Show every line that has the string "fraction" in it.
── Task inputs
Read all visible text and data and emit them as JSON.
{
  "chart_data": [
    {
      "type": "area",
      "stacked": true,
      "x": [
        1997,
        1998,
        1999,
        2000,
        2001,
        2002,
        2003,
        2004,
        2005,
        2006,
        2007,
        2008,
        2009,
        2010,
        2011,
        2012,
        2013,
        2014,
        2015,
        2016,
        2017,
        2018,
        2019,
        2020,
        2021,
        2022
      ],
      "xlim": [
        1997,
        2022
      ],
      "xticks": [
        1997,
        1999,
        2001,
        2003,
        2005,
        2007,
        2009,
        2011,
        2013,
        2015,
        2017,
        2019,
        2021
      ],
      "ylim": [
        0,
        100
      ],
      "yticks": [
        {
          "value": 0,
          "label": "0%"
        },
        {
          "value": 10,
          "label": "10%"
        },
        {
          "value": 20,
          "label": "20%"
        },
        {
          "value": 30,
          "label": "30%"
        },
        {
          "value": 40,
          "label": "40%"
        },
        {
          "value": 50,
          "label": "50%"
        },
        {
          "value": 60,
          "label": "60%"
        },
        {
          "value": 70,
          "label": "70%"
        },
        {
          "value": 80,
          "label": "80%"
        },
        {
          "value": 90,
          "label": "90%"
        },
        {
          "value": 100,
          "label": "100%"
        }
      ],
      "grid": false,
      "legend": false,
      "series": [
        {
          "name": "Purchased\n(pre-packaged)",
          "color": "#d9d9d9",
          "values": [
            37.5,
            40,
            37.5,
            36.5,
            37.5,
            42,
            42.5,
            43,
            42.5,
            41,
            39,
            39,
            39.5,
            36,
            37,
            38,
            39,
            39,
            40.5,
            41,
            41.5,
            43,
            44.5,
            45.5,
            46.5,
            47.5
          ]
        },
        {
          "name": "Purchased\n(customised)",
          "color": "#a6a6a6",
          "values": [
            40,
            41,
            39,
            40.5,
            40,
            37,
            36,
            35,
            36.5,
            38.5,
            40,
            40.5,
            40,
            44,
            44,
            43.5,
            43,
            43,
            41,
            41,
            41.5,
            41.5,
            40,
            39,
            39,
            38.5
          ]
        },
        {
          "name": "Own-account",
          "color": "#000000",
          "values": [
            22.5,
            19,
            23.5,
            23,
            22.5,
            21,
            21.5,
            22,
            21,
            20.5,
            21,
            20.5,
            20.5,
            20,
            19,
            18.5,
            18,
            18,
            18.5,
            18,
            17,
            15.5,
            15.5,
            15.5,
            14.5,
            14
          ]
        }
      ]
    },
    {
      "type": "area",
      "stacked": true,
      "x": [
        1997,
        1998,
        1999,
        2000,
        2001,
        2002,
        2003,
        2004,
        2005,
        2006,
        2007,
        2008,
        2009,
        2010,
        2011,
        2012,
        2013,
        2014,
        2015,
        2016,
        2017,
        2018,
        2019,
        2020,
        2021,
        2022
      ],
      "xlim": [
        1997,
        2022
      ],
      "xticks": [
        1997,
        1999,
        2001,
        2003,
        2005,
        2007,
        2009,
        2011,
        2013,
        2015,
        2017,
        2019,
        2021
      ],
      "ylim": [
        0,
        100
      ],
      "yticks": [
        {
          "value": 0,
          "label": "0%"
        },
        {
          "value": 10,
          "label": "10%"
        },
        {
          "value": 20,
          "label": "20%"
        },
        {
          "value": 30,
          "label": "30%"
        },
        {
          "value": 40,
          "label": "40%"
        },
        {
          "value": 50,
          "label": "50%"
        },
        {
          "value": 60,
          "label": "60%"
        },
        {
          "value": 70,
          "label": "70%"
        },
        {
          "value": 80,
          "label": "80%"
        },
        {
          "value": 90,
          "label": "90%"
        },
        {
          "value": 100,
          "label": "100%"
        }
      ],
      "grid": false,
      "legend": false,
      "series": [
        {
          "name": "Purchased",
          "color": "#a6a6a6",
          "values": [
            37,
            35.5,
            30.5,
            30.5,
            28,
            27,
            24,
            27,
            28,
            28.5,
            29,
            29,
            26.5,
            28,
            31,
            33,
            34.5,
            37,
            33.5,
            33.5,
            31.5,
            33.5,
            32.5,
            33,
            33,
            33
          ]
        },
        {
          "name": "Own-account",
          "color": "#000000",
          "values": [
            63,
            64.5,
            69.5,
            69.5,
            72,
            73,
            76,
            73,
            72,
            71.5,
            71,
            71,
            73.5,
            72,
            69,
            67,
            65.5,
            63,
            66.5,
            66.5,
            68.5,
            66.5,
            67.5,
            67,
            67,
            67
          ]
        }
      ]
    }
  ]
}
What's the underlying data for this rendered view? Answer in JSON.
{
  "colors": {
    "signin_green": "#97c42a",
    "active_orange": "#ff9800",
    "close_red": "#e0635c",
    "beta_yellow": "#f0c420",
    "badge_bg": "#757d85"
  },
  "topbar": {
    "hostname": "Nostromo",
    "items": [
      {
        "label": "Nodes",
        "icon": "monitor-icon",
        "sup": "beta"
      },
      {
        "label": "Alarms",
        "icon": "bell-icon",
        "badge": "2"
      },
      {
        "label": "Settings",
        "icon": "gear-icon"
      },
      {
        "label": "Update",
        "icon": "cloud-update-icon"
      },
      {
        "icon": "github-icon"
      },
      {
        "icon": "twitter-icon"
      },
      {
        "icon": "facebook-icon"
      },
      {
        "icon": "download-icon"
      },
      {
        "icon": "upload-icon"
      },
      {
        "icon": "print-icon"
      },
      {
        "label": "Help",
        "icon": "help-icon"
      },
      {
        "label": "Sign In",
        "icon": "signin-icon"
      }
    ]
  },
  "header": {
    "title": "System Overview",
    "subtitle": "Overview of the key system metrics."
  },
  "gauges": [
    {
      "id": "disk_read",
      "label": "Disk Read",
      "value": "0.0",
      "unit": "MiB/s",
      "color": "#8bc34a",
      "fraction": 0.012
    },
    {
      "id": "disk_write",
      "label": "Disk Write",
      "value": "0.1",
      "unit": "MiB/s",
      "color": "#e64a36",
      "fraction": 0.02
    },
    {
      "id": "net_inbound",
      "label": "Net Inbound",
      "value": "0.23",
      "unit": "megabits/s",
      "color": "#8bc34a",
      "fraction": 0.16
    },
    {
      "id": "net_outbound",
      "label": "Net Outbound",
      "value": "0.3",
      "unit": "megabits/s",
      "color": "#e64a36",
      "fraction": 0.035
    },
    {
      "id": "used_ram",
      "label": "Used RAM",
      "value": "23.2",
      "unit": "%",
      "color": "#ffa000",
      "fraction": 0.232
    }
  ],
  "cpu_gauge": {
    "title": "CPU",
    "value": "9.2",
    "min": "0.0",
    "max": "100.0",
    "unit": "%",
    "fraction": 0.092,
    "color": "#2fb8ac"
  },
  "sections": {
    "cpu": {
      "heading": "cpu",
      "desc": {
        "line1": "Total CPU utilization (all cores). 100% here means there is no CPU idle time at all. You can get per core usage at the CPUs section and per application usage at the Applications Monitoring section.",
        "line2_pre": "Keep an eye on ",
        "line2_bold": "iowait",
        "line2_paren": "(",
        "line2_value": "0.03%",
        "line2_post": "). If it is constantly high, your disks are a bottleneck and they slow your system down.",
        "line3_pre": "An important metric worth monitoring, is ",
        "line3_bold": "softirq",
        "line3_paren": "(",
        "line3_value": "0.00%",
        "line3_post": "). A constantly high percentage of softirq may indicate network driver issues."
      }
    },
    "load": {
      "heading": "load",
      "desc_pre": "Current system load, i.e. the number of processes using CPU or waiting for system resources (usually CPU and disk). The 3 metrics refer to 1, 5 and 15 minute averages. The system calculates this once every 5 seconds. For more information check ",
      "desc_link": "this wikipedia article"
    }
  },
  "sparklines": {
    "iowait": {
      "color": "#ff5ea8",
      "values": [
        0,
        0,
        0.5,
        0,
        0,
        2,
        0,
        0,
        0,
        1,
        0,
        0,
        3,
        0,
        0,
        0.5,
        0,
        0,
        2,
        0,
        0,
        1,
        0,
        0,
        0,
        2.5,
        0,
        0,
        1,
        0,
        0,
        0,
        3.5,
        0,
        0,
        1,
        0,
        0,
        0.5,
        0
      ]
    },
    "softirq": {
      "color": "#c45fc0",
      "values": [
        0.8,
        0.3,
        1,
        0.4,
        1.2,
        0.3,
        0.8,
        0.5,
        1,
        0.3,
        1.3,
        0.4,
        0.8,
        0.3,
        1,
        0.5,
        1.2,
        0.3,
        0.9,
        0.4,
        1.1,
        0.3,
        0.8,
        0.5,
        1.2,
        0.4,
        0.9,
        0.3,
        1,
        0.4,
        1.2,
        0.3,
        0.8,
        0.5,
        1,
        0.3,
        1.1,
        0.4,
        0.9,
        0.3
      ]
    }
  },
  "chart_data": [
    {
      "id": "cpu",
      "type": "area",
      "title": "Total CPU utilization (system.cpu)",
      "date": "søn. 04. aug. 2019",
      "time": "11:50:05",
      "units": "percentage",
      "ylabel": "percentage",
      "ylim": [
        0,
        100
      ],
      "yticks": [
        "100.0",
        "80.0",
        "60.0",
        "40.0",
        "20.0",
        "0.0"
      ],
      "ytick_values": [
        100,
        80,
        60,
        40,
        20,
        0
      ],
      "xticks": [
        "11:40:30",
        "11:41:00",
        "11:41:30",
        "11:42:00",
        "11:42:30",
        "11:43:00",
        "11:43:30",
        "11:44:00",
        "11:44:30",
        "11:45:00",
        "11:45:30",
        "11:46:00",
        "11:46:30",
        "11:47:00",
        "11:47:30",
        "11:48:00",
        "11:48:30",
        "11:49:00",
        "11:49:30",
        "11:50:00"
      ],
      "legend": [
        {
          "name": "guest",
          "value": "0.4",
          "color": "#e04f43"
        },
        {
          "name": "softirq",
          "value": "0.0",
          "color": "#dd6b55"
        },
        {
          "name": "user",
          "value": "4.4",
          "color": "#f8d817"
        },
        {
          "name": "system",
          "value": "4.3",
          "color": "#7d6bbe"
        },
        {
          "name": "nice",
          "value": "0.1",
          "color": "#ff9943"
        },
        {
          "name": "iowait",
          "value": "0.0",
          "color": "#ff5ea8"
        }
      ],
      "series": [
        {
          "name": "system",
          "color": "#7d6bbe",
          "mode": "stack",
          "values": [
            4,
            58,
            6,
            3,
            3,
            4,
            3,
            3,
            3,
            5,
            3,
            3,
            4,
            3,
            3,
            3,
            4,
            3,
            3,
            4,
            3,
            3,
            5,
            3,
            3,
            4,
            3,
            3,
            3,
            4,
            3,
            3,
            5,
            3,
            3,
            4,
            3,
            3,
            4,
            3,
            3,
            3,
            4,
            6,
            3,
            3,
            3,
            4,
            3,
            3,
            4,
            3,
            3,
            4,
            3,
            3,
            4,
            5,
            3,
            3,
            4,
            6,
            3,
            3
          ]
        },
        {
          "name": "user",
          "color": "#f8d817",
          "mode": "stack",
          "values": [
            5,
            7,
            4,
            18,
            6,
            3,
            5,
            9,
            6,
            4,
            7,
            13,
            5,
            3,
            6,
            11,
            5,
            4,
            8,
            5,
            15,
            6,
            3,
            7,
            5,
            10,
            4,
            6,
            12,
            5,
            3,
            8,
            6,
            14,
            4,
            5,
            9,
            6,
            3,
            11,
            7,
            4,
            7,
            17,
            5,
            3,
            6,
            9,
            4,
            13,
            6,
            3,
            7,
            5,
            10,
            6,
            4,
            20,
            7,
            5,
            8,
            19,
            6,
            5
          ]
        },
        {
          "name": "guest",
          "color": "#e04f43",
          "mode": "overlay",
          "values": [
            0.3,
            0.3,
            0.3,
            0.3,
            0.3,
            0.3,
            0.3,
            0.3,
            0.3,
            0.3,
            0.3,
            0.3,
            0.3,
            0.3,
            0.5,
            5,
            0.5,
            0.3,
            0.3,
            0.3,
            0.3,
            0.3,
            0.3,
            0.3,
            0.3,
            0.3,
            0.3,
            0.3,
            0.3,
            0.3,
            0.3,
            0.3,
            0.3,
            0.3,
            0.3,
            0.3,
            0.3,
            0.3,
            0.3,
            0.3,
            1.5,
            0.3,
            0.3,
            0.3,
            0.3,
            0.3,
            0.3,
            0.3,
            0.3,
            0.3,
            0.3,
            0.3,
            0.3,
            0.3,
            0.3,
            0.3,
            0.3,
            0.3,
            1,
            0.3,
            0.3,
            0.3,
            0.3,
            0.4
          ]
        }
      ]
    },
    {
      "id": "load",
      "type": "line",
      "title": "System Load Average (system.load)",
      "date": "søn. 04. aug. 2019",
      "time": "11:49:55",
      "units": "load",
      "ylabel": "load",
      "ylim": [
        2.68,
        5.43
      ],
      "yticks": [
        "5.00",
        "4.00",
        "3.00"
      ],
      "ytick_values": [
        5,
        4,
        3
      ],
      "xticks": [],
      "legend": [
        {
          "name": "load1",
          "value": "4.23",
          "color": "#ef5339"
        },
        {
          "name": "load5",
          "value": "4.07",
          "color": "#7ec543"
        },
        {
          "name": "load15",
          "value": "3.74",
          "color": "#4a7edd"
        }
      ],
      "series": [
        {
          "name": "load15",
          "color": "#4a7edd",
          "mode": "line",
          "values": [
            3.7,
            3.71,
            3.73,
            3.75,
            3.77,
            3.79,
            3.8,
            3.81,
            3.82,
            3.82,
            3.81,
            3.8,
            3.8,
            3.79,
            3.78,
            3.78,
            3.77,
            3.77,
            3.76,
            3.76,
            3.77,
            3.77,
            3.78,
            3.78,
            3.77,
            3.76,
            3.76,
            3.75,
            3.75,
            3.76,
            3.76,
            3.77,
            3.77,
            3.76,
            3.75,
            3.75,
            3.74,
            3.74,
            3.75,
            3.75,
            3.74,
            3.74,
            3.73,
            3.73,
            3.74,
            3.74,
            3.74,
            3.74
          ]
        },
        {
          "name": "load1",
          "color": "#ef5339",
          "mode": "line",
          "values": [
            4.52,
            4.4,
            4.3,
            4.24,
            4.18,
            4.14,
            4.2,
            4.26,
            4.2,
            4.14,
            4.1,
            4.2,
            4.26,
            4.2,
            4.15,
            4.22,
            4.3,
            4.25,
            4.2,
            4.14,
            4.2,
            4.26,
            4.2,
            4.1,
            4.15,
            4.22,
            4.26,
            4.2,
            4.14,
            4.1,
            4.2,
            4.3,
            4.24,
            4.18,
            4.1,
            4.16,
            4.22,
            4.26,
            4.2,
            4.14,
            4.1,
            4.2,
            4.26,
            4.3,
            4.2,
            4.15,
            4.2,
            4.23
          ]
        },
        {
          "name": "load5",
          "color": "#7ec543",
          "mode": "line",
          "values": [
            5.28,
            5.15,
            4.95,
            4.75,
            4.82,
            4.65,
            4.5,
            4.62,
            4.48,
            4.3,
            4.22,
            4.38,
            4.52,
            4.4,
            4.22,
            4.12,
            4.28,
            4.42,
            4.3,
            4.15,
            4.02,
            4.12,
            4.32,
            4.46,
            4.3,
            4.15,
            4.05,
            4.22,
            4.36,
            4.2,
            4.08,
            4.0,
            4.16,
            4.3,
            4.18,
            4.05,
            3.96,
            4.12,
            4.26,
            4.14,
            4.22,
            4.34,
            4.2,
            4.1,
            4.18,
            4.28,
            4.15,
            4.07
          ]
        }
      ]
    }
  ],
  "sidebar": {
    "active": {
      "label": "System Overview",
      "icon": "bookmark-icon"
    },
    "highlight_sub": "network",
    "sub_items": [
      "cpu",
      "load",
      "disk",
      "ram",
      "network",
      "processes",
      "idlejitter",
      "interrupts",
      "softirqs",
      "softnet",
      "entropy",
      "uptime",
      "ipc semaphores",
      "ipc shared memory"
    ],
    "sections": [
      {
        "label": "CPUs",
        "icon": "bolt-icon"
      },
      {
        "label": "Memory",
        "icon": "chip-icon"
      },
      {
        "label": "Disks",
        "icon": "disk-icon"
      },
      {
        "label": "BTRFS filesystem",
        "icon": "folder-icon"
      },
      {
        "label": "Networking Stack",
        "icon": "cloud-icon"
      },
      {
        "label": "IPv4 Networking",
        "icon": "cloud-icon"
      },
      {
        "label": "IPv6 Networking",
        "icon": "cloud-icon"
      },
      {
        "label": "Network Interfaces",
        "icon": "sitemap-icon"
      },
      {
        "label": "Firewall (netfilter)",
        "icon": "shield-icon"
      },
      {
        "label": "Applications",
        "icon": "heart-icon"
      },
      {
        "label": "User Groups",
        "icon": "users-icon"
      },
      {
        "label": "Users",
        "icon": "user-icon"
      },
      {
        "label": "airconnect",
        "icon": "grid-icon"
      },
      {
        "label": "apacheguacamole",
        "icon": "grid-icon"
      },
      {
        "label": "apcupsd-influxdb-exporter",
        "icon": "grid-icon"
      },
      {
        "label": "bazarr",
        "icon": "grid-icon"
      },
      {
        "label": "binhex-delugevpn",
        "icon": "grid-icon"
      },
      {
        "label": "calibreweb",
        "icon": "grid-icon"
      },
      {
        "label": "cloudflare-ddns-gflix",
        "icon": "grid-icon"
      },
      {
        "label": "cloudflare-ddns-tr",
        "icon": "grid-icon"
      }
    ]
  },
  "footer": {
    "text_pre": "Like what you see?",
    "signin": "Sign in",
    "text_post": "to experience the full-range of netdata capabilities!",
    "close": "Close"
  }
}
────
Expected answer >>
      "fraction": 0.012
      "fraction": 0.02
      "fraction": 0.16
      "fraction": 0.035
      "fraction": 0.232
    "fraction": 0.092,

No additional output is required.